* _Passage to read_:
Running dsh users list <sre> works for some SREs associated with an SHM but not others, and it's not clear why.

(data-safe-haven) deploydsh@0b11d89ae8c5:/workspaces/data-safe-haven$ dsh users list baron
You are logged into the Azure CLI as:                                                                                                                                                                 
        user: Matthew Craddock (1b2a59f2-f3ea-42e7-b8b8-aeea30572764)                                                                                                                                 
        tenant: turing.ac.uk (4395f4a7-e455-4f95-8a9f-1fbaef6384f9)                                                                                                                                   
Are these details correct? [y/n] (y): y
You are logged into the Microsoft Graph API as:                                                                                                                                                       
        user: aad.admin.matt.craddock@green.develop.turingsafehaven.ac.uk (3b3f1d49-9980-4a09-99e4-784038a740fa)

* _Required tasks_:
A - List every identifier shown in parentheses in the passage on the dsh users list command.
B - Proceed with the passage on the dsh users list command, starting right after its last line.
The items come from a different source than the passage on the dsh users list command.

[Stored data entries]
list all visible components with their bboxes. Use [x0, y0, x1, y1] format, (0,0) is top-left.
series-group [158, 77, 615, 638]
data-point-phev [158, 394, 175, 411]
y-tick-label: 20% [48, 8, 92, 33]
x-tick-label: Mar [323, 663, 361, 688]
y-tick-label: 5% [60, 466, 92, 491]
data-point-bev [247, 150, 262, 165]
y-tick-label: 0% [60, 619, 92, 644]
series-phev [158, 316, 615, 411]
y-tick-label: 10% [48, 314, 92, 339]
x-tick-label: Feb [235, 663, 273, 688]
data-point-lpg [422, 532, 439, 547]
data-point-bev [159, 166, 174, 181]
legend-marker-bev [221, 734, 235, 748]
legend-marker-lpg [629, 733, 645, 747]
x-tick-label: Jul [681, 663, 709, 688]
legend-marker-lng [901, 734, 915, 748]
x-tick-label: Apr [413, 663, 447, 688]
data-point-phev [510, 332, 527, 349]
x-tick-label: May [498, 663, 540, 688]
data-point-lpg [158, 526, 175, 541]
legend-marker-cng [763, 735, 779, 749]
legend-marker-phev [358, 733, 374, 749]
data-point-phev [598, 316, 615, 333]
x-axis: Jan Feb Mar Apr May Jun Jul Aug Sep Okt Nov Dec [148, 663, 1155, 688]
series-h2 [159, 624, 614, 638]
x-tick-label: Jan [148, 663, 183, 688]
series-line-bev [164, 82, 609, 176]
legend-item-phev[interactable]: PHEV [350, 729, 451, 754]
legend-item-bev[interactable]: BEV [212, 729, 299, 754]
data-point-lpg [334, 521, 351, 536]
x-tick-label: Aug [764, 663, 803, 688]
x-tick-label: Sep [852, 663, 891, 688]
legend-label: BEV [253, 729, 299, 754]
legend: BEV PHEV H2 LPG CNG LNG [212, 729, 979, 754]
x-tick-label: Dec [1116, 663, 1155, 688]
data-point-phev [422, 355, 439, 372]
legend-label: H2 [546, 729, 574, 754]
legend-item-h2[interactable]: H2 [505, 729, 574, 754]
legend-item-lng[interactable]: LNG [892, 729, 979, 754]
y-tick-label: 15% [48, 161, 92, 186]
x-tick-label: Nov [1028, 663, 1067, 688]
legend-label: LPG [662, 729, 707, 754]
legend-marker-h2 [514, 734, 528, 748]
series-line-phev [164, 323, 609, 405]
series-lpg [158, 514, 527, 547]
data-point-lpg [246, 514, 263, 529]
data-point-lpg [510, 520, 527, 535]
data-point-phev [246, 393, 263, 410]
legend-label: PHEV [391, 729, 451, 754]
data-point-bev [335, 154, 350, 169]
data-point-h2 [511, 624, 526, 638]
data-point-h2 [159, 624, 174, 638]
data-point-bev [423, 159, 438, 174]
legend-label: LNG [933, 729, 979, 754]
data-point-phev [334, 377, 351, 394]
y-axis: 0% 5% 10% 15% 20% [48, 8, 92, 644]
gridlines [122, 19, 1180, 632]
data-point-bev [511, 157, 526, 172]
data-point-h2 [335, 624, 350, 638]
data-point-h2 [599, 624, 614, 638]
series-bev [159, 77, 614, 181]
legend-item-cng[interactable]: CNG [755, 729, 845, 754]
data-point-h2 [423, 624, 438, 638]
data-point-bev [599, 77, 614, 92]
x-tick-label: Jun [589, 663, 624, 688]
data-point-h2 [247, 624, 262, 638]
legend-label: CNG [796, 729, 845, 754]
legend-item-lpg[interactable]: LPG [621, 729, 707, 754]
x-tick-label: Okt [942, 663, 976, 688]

* _Responses to the tasks_:
A -
1b2a59f2-f3ea-42e7-b8b8-aeea30572764
4395f4a7-e455-4f95-8a9f-1fbaef6384f9
3b3f1d49-9980-4a09-99e4-784038a740fa

B -
        tenant: green.develop.turingsafehaven.ac.uk (cb94a6f6-ef7a-42ab-bcad-4f0b887cfd3e)                                                                                                            
Are these details correct? [y/n] (y): y
No SRE named baron is defined.                                                                                                                                                                        
Could not load users for SRE 'baron'. 

It looks like it can't load the relevant stack - the problem seems to happen here:

https://github.com/alan-turing-institute/data-safe-haven/blob/91e3b2987fe3f863c17e64937f3d112e8539691e/data_safe_haven/administration/users/guacamole_users.py#L27-L29

:steam_locomotive: Workarounds or solutions

craddm commented 2 months ago

No longer able to replicate this.